Transcribe the material below exactly as it appears.
# # #
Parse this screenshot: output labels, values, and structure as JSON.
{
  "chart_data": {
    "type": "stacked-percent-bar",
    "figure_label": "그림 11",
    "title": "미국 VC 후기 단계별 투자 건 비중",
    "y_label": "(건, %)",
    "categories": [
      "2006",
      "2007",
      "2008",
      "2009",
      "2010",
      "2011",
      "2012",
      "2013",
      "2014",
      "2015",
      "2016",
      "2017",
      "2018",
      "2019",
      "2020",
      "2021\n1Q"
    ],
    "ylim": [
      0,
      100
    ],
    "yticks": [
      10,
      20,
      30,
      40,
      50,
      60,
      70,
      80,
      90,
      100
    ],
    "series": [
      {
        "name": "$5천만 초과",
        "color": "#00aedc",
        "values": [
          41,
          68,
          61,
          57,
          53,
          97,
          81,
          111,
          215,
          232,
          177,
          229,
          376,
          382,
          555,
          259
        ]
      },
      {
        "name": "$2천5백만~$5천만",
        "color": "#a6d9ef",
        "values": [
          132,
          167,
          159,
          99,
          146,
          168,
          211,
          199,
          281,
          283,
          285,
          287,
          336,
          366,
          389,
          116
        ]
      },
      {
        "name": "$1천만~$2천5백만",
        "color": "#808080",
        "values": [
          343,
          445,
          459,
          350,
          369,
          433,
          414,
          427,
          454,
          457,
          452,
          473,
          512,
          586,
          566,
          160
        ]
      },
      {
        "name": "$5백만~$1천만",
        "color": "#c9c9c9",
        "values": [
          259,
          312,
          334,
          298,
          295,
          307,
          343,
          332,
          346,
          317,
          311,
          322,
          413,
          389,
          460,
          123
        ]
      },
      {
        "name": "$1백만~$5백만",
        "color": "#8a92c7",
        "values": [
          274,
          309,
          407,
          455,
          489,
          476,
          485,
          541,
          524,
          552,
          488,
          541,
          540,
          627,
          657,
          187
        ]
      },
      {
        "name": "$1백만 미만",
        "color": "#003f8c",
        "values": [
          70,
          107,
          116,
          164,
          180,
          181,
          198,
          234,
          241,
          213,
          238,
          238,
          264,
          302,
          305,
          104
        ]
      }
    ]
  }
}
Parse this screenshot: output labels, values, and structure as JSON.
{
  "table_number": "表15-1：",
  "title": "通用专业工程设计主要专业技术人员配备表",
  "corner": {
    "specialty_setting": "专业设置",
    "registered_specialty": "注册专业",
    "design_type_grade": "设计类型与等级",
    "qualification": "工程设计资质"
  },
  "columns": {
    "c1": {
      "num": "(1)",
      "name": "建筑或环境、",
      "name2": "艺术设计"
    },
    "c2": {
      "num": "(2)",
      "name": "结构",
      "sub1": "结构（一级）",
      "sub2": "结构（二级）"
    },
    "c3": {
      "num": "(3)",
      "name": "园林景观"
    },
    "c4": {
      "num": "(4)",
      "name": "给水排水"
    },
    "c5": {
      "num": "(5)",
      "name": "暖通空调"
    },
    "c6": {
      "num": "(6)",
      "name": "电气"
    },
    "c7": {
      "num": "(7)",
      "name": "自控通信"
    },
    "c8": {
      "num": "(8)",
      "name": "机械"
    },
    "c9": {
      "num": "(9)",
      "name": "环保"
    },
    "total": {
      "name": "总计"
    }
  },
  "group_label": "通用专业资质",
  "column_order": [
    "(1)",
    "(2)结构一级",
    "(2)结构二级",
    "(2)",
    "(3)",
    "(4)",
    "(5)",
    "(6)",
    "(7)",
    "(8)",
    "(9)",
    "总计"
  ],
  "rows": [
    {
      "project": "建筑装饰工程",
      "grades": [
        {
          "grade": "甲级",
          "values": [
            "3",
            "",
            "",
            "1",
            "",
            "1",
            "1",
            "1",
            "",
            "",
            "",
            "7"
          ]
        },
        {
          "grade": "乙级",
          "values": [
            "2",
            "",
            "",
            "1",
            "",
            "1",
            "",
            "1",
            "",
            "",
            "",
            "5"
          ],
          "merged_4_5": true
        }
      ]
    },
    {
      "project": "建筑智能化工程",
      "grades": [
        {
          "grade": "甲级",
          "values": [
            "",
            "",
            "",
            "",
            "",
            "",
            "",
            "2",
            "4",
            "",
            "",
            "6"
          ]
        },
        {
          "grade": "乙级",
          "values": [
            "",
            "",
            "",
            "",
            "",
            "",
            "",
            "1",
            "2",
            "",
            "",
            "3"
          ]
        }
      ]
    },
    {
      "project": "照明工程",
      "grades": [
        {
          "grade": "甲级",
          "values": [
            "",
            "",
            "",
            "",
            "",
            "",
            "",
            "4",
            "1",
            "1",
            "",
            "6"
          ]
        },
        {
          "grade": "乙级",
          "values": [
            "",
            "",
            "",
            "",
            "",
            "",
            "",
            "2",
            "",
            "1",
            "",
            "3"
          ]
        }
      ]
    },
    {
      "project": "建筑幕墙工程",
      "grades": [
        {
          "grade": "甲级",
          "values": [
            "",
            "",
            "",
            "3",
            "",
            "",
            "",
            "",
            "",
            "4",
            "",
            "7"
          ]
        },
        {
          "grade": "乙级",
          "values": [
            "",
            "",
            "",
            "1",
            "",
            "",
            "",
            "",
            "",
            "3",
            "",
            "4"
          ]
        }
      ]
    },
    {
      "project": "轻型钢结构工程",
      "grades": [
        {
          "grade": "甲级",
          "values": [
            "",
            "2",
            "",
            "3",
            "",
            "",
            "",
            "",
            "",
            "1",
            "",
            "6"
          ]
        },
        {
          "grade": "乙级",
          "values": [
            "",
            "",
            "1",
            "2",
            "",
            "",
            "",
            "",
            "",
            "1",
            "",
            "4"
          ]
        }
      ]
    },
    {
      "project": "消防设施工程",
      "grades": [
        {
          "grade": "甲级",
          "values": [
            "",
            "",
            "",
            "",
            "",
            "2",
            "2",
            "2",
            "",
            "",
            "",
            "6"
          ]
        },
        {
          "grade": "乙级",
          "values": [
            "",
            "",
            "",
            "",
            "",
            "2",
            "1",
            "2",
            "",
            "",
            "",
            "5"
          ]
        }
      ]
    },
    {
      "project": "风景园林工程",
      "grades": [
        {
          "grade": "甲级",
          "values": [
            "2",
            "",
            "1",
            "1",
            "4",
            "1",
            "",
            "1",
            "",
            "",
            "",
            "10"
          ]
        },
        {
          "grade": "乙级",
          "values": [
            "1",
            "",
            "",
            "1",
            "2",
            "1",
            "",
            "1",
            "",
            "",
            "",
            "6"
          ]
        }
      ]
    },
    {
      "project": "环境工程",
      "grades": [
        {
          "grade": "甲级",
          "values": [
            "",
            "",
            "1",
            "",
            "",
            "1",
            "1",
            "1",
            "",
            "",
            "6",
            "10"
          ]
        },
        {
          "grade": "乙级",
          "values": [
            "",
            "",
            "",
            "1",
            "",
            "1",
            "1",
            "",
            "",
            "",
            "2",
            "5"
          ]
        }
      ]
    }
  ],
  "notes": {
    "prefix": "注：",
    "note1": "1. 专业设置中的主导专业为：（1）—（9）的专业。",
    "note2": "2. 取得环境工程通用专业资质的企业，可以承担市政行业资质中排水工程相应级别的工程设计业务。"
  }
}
# # #
Task output -
Parse this screenshot: output labels, values, and structure as JSON.
{
  "chart_data": {
    "type": "stacked-percent-bar",
    "figure_label": "그림 11",
    "title": "미국 VC 후기 단계별 투자 건 비중",
    "y_label": "(건, %)",
    "categories": [
      "2006",
      "2007",
      "2008",
      "2009",
      "2010",
      "2011",
      "2012",
      "2013",
      "2014",
      "2015",
      "2016",
      "2017",
      "2018",
      "2019",
      "2020",
      "2021\n1Q"
    ],
    "ylim": [
      0,
      100
    ],
    "yticks": [
      10,
      20,
      30,
      40,
      50,
      60,
      70,
      80,
      90,
      100
    ],
    "series": [
      {
        "name": "$5천만 초과",
        "color": "#00aedc",
        "values": [
          41,
          68,
          61,
          57,
          53,
          97,
          81,
          111,
          215,
          232,
          177,
          229,
          376,
          382,
          555,
          259
        ]
      },
      {
        "name": "$2천5백만~$5천만",
        "color": "#a6d9ef",
        "values": [
          132,
          167,
          159,
          99,
          146,
          168,
          211,
          199,
          281,
          283,
          285,
          287,
          336,
          366,
          389,
          116
        ]
      },
      {
        "name": "$1천만~$2천5백만",
        "color": "#808080",
        "values": [
          343,
          445,
          459,
          350,
          369,
          433,
          414,
          427,
          454,
          457,
          452,
          473,
          512,
          586,
          566,
          160
        ]
      },
      {
        "name": "$5백만~$1천만",
        "color": "#c9c9c9",
        "values": [
          259,
          312,
          334,
          298,
          295,
          307,
          343,
          332,
          346,
          317,
          311,
          322,
          413,
          389,
          460,
          123
        ]
      },
      {
        "name": "$1백만~$5백만",
        "color": "#8a92c7",
        "values": [
          274,
          309,
          407,
          455,
          489,
          476,
          485,
          541,
          524,
          552,
          488,
          541,
          540,
          627,
          657,
          187
        ]
      },
      {
        "name": "$1백만 미만",
        "color": "#003f8c",
        "values": [
          70,
          107,
          116,
          164,
          180,
          181,
          198,
          234,
          241,
          213,
          238,
          238,
          264,
          302,
          305,
          104
        ]
      }
    ]
  }
}
Parse this screenshot: output labels, values, and structure as JSON.
{
  "table_number": "表15-1：",
  "title": "通用专业工程设计主要专业技术人员配备表",
  "corner": {
    "specialty_setting": "专业设置",
    "registered_specialty": "注册专业",
    "design_type_grade": "设计类型与等级",
    "qualification": "工程设计资质"
  },
  "columns": {
    "c1": {
      "num": "(1)",
      "name": "建筑或环境、",
      "name2": "艺术设计"
    },
    "c2": {
      "num": "(2)",
      "name": "结构",
      "sub1": "结构（一级）",
      "sub2": "结构（二级）"
    },
    "c3": {
      "num": "(3)",
      "name": "园林景观"
    },
    "c4": {
      "num": "(4)",
      "name": "给水排水"
    },
    "c5": {
      "num": "(5)",
      "name": "暖通空调"
    },
    "c6": {
      "num": "(6)",
      "name": "电气"
    },
    "c7": {
      "num": "(7)",
      "name": "自控通信"
    },
    "c8": {
      "num": "(8)",
      "name": "机械"
    },
    "c9": {
      "num": "(9)",
      "name": "环保"
    },
    "total": {
      "name": "总计"
    }
  },
  "group_label": "通用专业资质",
  "column_order": [
    "(1)",
    "(2)结构一级",
    "(2)结构二级",
    "(2)",
    "(3)",
    "(4)",
    "(5)",
    "(6)",
    "(7)",
    "(8)",
    "(9)",
    "总计"
  ],
  "rows": [
    {
      "project": "建筑装饰工程",
      "grades": [
        {
          "grade": "甲级",
          "values": [
            "3",
            "",
            "",
            "1",
            "",
            "1",
            "1",
            "1",
            "",
            "",
            "",
            "7"
          ]
        },
        {
          "grade": "乙级",
          "values": [
            "2",
            "",
            "",
            "1",
            "",
            "1",
            "",
            "1",
            "",
            "",
            "",
            "5"
          ],
          "merged_4_5": true
        }
      ]
    },
    {
      "project": "建筑智能化工程",
      "grades": [
        {
          "grade": "甲级",
          "values": [
            "",
            "",
            "",
            "",
            "",
            "",
            "",
            "2",
            "4",
            "",
            "",
            "6"
          ]
        },
        {
          "grade": "乙级",
          "values": [
            "",
            "",
            "",
            "",
            "",
            "",
            "",
            "1",
            "2",
            "",
            "",
            "3"
          ]
        }
      ]
    },
    {
      "project": "照明工程",
      "grades": [
        {
          "grade": "甲级",
          "values": [
            "",
            "",
            "",
            "",
            "",
            "",
            "",
            "4",
            "1",
            "1",
            "",
            "6"
          ]
        },
        {
          "grade": "乙级",
          "values": [
            "",
            "",
            "",
            "",
            "",
            "",
            "",
            "2",
            "",
            "1",
            "",
            "3"
          ]
        }
      ]
    },
    {
      "project": "建筑幕墙工程",
      "grades": [
        {
          "grade": "甲级",
          "values": [
            "",
            "",
            "",
            "3",
            "",
            "",
            "",
            "",
            "",
            "4",
            "",
            "7"
          ]
        },
        {
          "grade": "乙级",
          "values": [
            "",
            "",
            "",
            "1",
            "",
            "",
            "",
            "",
            "",
            "3",
            "",
            "4"
          ]
        }
      ]
    },
    {
      "project": "轻型钢结构工程",
      "grades": [
        {
          "grade": "甲级",
          "values": [
            "",
            "2",
            "",
            "3",
            "",
            "",
            "",
            "",
            "",
            "1",
            "",
            "6"
          ]
        },
        {
          "grade": "乙级",
          "values": [
            "",
            "",
            "1",
            "2",
            "",
            "",
            "",
            "",
            "",
            "1",
            "",
            "4"
          ]
        }
      ]
    },
    {
      "project": "消防设施工程",
      "grades": [
        {
          "grade": "甲级",
          "values": [
            "",
            "",
            "",
            "",
            "",
            "2",
            "2",
            "2",
            "",
            "",
            "",
            "6"
          ]
        },
        {
          "grade": "乙级",
          "values": [
            "",
            "",
            "",
            "",
            "",
            "2",
            "1",
            "2",
            "",
            "",
            "",
            "5"
          ]
        }
      ]
    },
    {
      "project": "风景园林工程",
      "grades": [
        {
          "grade": "甲级",
          "values": [
            "2",
            "",
            "1",
            "1",
            "4",
            "1",
            "",
            "1",
            "",
            "",
            "",
            "10"
          ]
        },
        {
          "grade": "乙级",
          "values": [
            "1",
            "",
            "",
            "1",
            "2",
            "1",
            "",
            "1",
            "",
            "",
            "",
            "6"
          ]
        }
      ]
    },
    {
      "project": "环境工程",
      "grades": [
        {
          "grade": "甲级",
          "values": [
            "",
            "",
            "1",
            "",
            "",
            "1",
            "1",
            "1",
            "",
            "",
            "6",
            "10"
          ]
        },
        {
          "grade": "乙级",
          "values": [
            "",
            "",
            "",
            "1",
            "",
            "1",
            "1",
            "",
            "",
            "",
            "2",
            "5"
          ]
        }
      ]
    }
  ],
  "notes": {
    "prefix": "注：",
    "note1": "1. 专业设置中的主导专业为：（1）—（9）的专业。",
    "note2": "2. 取得环境工程通用专业资质的企业，可以承担市政行业资质中排水工程相应级别的工程设计业务。"
  }
}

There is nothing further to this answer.